-- start --

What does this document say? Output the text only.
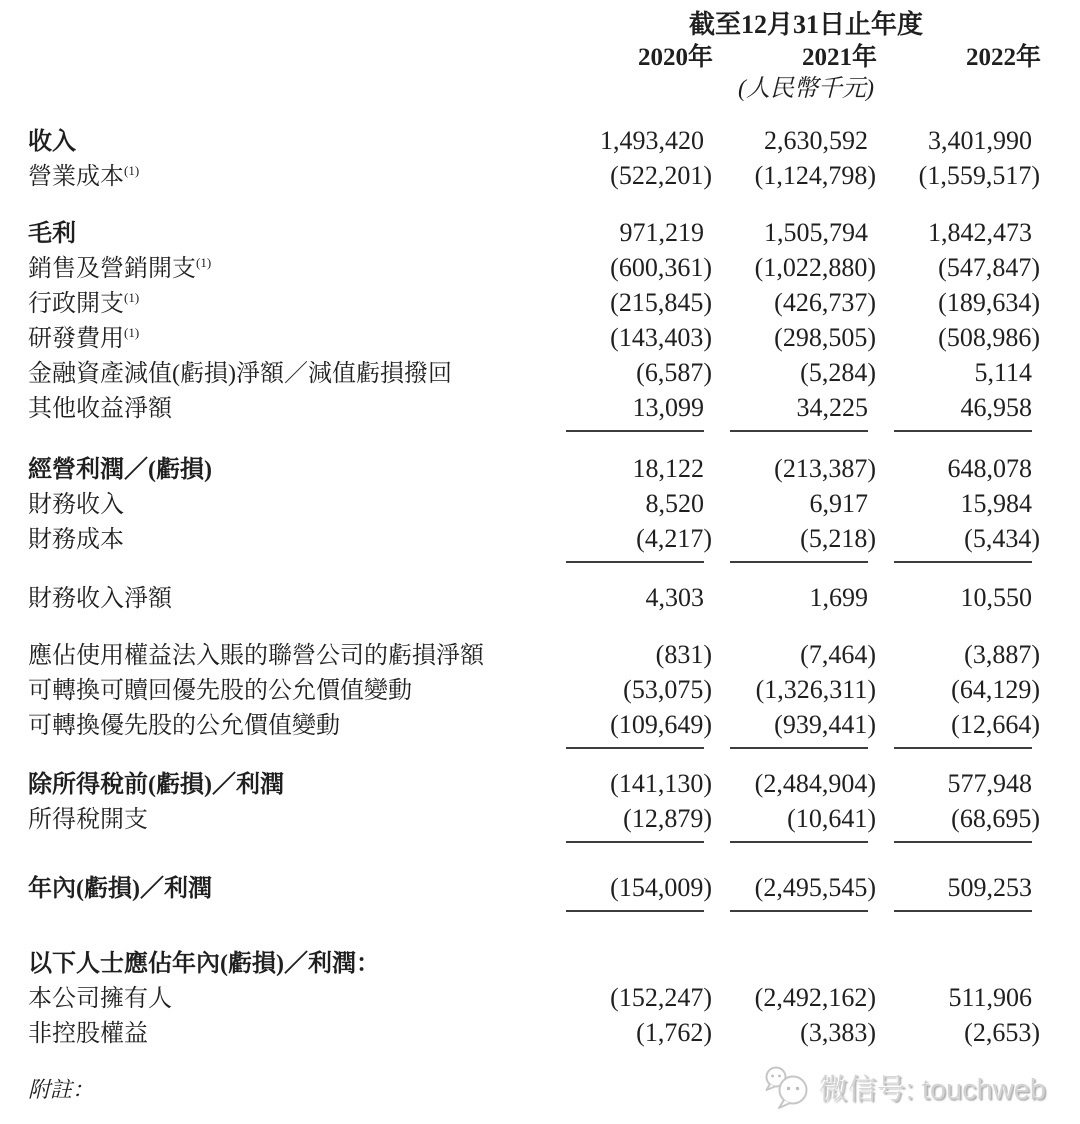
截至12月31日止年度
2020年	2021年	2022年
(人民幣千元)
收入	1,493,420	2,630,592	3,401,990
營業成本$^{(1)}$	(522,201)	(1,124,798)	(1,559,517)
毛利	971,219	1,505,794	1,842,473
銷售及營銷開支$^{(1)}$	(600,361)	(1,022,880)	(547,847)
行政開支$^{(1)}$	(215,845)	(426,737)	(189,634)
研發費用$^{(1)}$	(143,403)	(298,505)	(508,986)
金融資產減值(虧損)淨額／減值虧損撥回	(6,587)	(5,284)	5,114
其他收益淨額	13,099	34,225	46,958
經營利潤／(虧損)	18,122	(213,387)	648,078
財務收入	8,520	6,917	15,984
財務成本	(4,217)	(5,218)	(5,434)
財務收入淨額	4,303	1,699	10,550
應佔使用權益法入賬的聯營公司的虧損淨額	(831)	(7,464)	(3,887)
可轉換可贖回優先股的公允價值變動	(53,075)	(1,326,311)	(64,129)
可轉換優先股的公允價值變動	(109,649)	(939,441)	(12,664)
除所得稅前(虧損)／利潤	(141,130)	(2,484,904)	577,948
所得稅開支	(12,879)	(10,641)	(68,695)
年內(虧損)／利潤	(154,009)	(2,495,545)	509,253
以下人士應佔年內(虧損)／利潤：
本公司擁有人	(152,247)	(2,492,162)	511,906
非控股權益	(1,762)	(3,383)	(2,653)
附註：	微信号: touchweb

-- end --

Your task is to reproduce all of the material exactly. The pictures stay out.

Correct output:
What does this document say? Output the text only.
截至12月31日止年度
2020年	2021年	2022年
(人民幣千元)
收入	1,493,420	2,630,592	3,401,990
營業成本$^{(1)}$	(522,201)	(1,124,798)	(1,559,517)
毛利	971,219	1,505,794	1,842,473
銷售及營銷開支$^{(1)}$	(600,361)	(1,022,880)	(547,847)
行政開支$^{(1)}$	(215,845)	(426,737)	(189,634)
研發費用$^{(1)}$	(143,403)	(298,505)	(508,986)
金融資產減值(虧損)淨額／減值虧損撥回	(6,587)	(5,284)	5,114
其他收益淨額	13,099	34,225	46,958
經營利潤／(虧損)	18,122	(213,387)	648,078
財務收入	8,520	6,917	15,984
財務成本	(4,217)	(5,218)	(5,434)
財務收入淨額	4,303	1,699	10,550
應佔使用權益法入賬的聯營公司的虧損淨額	(831)	(7,464)	(3,887)
可轉換可贖回優先股的公允價值變動	(53,075)	(1,326,311)	(64,129)
可轉換優先股的公允價值變動	(109,649)	(939,441)	(12,664)
除所得稅前(虧損)／利潤	(141,130)	(2,484,904)	577,948
所得稅開支	(12,879)	(10,641)	(68,695)
年內(虧損)／利潤	(154,009)	(2,495,545)	509,253
以下人士應佔年內(虧損)／利潤：
本公司擁有人	(152,247)	(2,492,162)	511,906
非控股權益	(1,762)	(3,383)	(2,653)
附註：	微信号: touchweb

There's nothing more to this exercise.